Task description: Transcribe the records that follow in their entirety, omitting any pictures.

Given records:
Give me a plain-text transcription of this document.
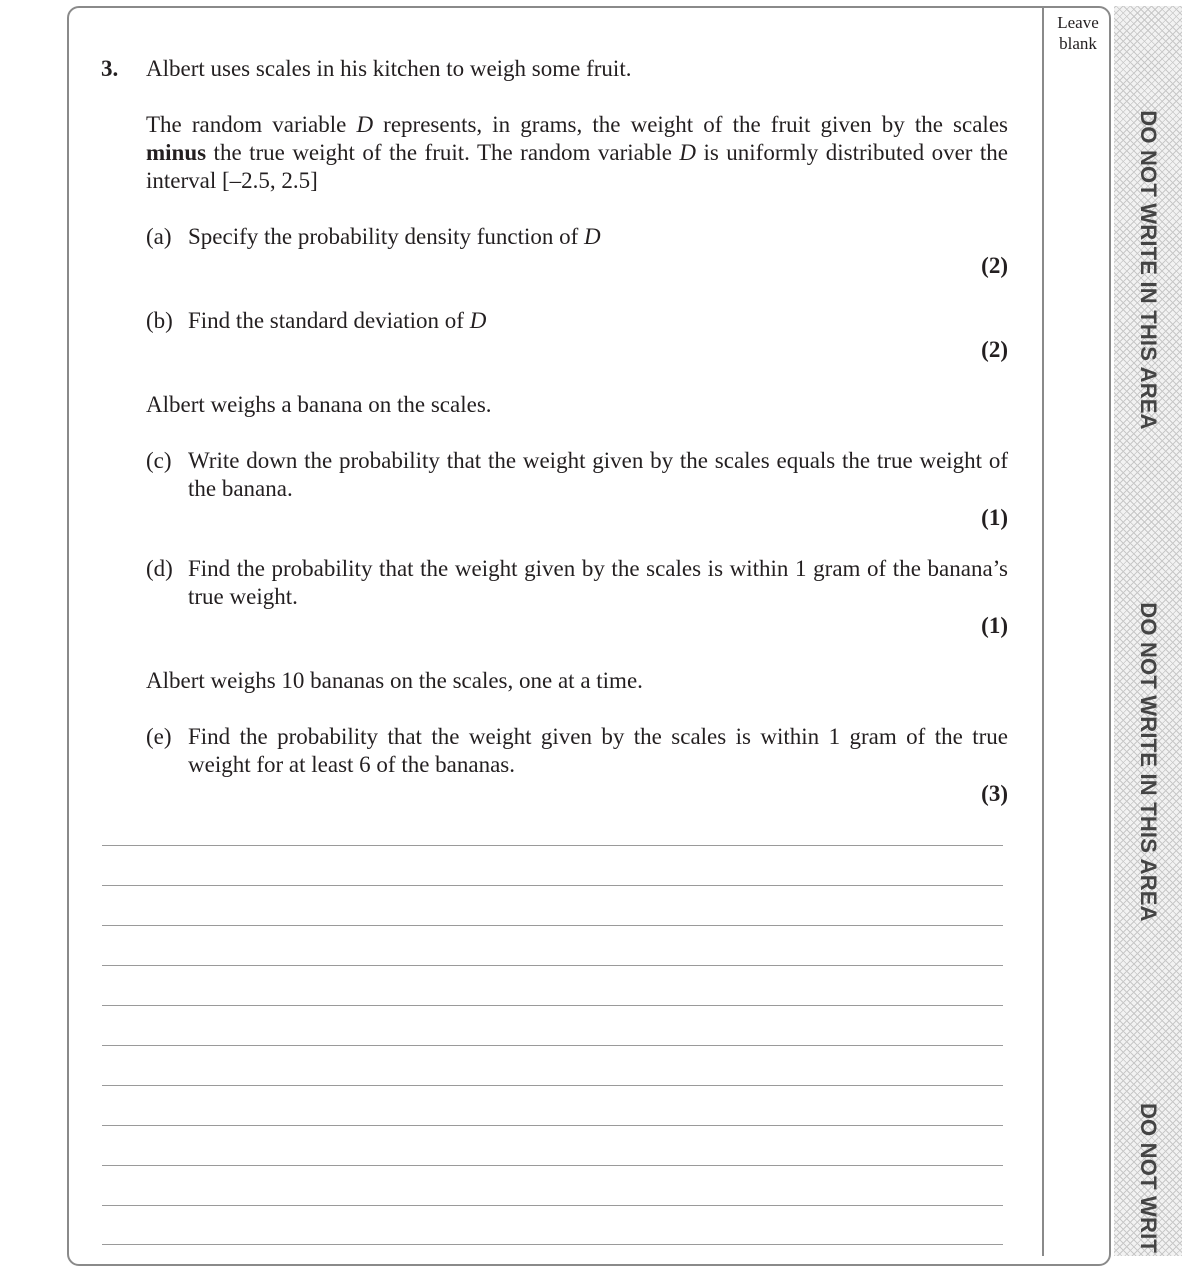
Leave
blank
DO NOT WRITE IN THIS AREA
DO NOT WRITE IN THIS AREA
DO NOT WRIT
3. Albert uses scales in his kitchen to weigh some fruit.
The random variable D represents, in grams, the weight of the fruit given by the scales minus the true weight of the fruit. The random variable D is uniformly distributed over the interval [–2.5, 2.5]
(a) Specify the probability density function of D
(2)
(b) Find the standard deviation of D
(2)
Albert weighs a banana on the scales.
(c) Write down the probability that the weight given by the scales equals the true weight of the banana.
(1)
(d) Find the probability that the weight given by the scales is within 1 gram of the banana’s true weight.
(1)
Albert weighs 10 bananas on the scales, one at a time.
(e) Find the probability that the weight given by the scales is within 1 gram of the true weight for at least 6 of the bananas.
(3)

Final result:
Give me a plain-text transcription of this document.
Leave
blank
DO NOT WRITE IN THIS AREA
DO NOT WRITE IN THIS AREA
DO NOT WRIT
3. Albert uses scales in his kitchen to weigh some fruit.
The random variable D represents, in grams, the weight of the fruit given by the scales minus the true weight of the fruit. The random variable D is uniformly distributed over the interval [–2.5, 2.5]
(a) Specify the probability density function of D
(2)
(b) Find the standard deviation of D
(2)
Albert weighs a banana on the scales.
(c) Write down the probability that the weight given by the scales equals the true weight of the banana.
(1)
(d) Find the probability that the weight given by the scales is within 1 gram of the banana’s true weight.
(1)
Albert weighs 10 bananas on the scales, one at a time.
(e) Find the probability that the weight given by the scales is within 1 gram of the true weight for at least 6 of the bananas.
(3)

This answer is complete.